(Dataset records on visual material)
_ _ _ _

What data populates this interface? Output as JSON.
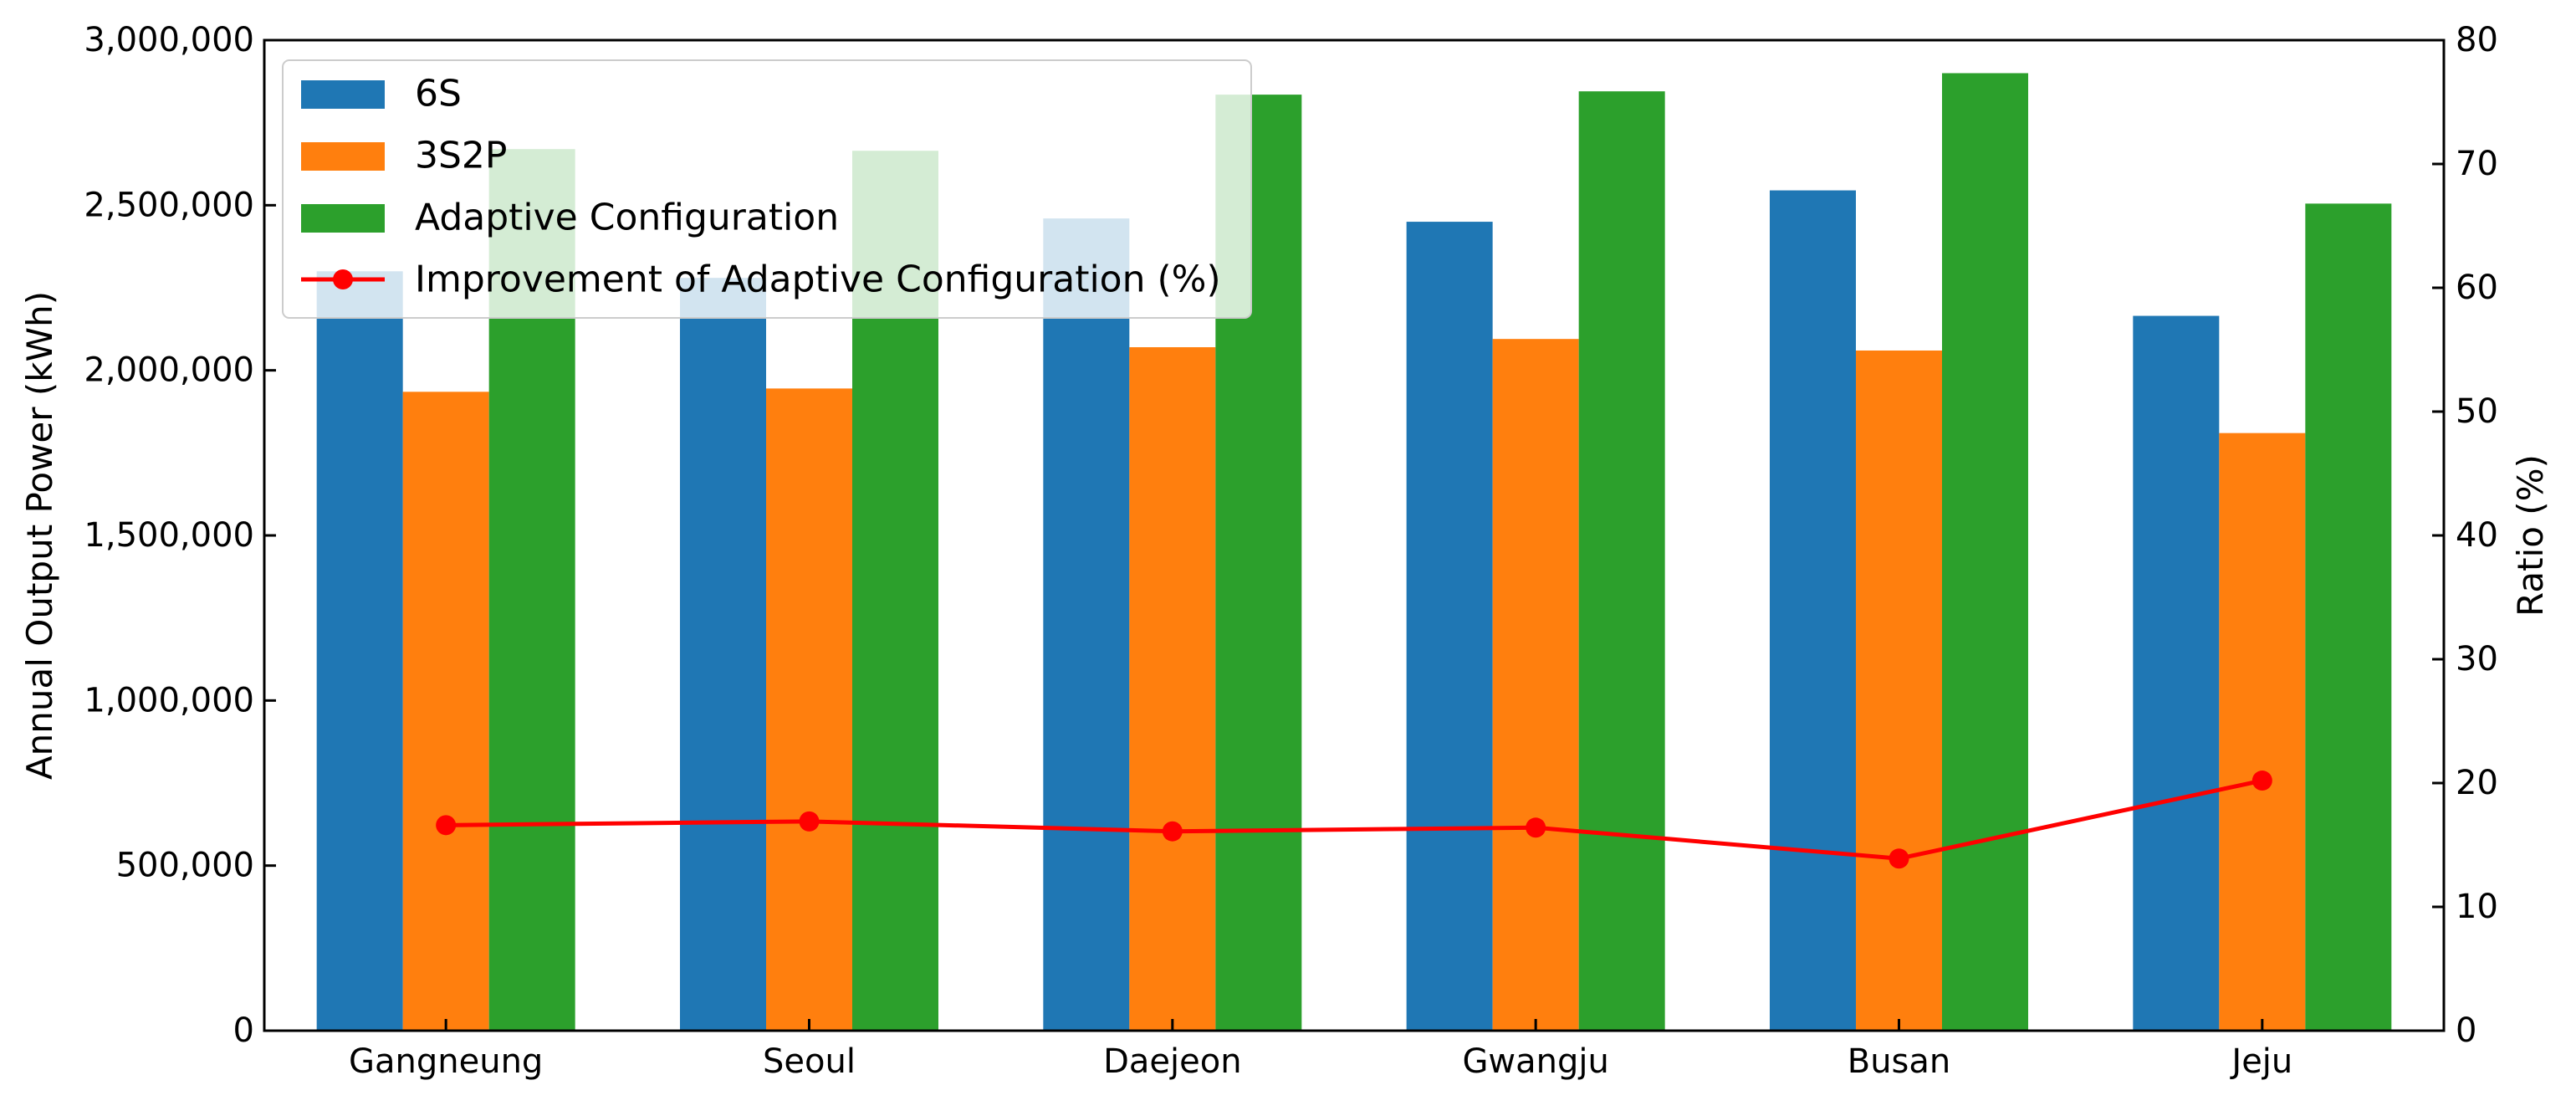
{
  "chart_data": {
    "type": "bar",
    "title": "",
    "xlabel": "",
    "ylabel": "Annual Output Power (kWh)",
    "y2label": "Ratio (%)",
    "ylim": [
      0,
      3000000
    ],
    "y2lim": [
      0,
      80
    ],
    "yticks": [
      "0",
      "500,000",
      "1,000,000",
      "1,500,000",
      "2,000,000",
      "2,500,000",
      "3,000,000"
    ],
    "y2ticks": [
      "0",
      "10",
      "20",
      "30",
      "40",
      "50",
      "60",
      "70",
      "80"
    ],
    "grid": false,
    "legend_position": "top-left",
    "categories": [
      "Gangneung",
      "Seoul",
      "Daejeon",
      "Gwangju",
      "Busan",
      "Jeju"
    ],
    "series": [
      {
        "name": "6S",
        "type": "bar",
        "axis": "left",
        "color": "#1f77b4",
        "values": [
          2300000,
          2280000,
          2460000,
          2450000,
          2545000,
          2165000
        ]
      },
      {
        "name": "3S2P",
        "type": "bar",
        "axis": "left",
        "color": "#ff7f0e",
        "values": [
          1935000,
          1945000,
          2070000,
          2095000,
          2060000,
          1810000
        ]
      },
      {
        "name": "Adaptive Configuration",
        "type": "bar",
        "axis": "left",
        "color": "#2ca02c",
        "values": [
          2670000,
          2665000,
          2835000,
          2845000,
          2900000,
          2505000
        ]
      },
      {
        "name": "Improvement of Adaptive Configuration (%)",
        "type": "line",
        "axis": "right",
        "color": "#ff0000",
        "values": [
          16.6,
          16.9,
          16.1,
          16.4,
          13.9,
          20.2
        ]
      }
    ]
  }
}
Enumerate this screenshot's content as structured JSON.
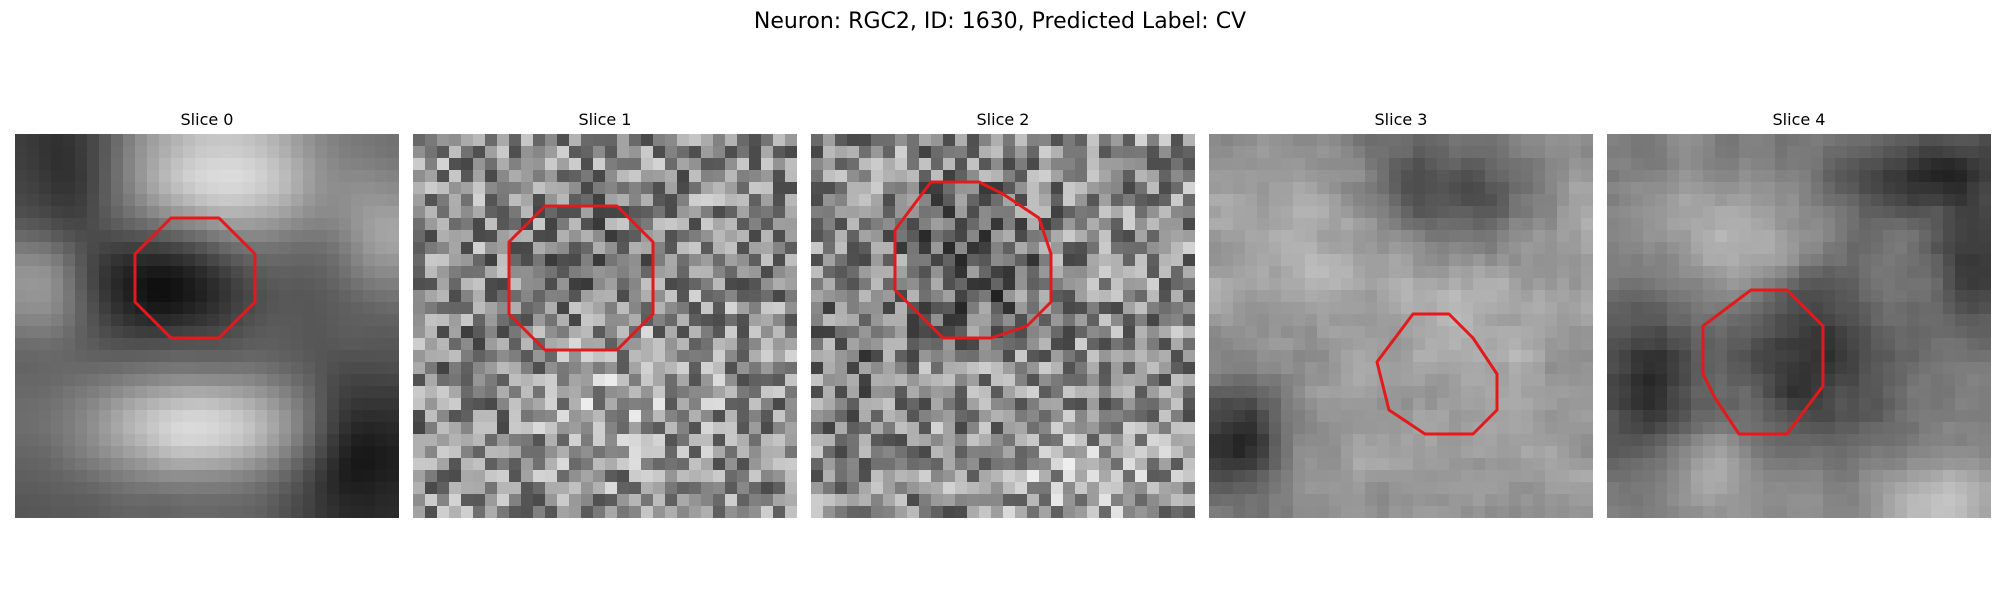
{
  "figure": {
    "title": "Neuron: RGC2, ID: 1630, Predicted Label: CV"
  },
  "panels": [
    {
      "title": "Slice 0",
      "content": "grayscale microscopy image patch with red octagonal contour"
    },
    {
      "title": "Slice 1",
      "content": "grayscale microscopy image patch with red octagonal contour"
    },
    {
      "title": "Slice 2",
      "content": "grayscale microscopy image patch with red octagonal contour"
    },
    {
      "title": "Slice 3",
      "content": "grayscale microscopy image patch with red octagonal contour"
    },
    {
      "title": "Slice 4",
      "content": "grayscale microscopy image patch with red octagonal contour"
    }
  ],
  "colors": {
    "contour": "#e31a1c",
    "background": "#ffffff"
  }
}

_ _ _ _

TASK: Check each line above for the word "Configuration", and copy the lines where it appears.

RESULT OF THE TASK:
        "name": "Adaptive Configuration",
        "name": "Improvement of Adaptive Configuration (%)",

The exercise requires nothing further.